- [TO DO] Copy exactly the lines from the one containing "What's the underlying" through the last line of the records, both included, and nothing more.

---------------

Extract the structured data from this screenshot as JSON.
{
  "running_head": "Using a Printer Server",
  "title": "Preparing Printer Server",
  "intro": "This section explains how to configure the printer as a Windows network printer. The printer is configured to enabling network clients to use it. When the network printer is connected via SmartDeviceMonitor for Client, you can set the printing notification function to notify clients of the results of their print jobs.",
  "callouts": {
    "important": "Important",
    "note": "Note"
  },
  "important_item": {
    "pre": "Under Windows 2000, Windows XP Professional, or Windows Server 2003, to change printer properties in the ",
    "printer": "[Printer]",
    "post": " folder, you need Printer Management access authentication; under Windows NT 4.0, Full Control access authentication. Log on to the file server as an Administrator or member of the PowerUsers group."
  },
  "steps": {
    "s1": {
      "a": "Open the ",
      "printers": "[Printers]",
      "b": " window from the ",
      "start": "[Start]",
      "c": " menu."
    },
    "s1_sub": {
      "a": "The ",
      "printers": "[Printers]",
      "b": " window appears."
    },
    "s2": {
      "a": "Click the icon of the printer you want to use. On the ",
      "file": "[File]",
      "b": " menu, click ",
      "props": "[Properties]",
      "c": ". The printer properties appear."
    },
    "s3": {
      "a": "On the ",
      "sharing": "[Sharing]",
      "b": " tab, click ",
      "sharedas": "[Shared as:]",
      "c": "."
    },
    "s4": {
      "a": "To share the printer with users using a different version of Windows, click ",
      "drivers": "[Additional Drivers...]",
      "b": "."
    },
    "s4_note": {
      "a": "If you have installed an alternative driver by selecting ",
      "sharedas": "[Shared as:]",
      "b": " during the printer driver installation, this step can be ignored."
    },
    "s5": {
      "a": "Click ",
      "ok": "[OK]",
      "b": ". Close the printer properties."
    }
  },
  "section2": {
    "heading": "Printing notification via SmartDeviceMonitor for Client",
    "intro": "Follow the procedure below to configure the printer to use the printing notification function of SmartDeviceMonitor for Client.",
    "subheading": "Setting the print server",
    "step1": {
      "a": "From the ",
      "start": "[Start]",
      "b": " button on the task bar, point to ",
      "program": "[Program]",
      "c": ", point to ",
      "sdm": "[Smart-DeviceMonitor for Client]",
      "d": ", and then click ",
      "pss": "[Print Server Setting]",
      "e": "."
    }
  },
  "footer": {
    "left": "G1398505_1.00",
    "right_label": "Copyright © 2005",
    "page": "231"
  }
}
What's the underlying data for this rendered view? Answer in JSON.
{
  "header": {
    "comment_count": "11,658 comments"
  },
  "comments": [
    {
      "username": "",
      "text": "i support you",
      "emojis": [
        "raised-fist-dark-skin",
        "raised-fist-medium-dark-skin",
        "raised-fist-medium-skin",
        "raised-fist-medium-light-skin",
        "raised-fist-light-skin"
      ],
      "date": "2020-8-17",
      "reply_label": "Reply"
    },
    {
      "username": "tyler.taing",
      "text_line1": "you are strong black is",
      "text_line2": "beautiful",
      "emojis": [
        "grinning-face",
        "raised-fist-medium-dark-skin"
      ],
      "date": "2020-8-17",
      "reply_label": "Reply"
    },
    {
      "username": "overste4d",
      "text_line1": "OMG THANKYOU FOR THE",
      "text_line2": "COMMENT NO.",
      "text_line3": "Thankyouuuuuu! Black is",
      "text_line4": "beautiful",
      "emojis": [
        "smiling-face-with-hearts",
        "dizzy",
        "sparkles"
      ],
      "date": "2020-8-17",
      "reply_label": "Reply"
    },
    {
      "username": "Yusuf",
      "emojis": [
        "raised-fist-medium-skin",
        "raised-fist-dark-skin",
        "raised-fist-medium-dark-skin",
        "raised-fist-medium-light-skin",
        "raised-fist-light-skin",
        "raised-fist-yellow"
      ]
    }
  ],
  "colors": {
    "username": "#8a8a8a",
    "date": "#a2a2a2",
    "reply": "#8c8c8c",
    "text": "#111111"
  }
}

---------------

- [ANSWER TO THE TASK]
What's the underlying data for this rendered view? Answer in JSON.
{
  "header": {
    "comment_count": "11,658 comments"
  },
  "comments": [
    {
      "username": "",
      "text": "i support you",
      "emojis": [
        "raised-fist-dark-skin",
        "raised-fist-medium-dark-skin",
        "raised-fist-medium-skin",
        "raised-fist-medium-light-skin",
        "raised-fist-light-skin"
      ],
      "date": "2020-8-17",
      "reply_label": "Reply"
    },
    {
      "username": "tyler.taing",
      "text_line1": "you are strong black is",
      "text_line2": "beautiful",
      "emojis": [
        "grinning-face",
        "raised-fist-medium-dark-skin"
      ],
      "date": "2020-8-17",
      "reply_label": "Reply"
    },
    {
      "username": "overste4d",
      "text_line1": "OMG THANKYOU FOR THE",
      "text_line2": "COMMENT NO.",
      "text_line3": "Thankyouuuuuu! Black is",
      "text_line4": "beautiful",
      "emojis": [
        "smiling-face-with-hearts",
        "dizzy",
        "sparkles"
      ],
      "date": "2020-8-17",
      "reply_label": "Reply"
    },
    {
      "username": "Yusuf",
      "emojis": [
        "raised-fist-medium-skin",
        "raised-fist-dark-skin",
        "raised-fist-medium-dark-skin",
        "raised-fist-medium-light-skin",
        "raised-fist-light-skin",
        "raised-fist-yellow"
      ]
    }
  ],
  "colors": {
    "username": "#8a8a8a",
    "date": "#a2a2a2",
    "reply": "#8c8c8c",
    "text": "#111111"
  }
}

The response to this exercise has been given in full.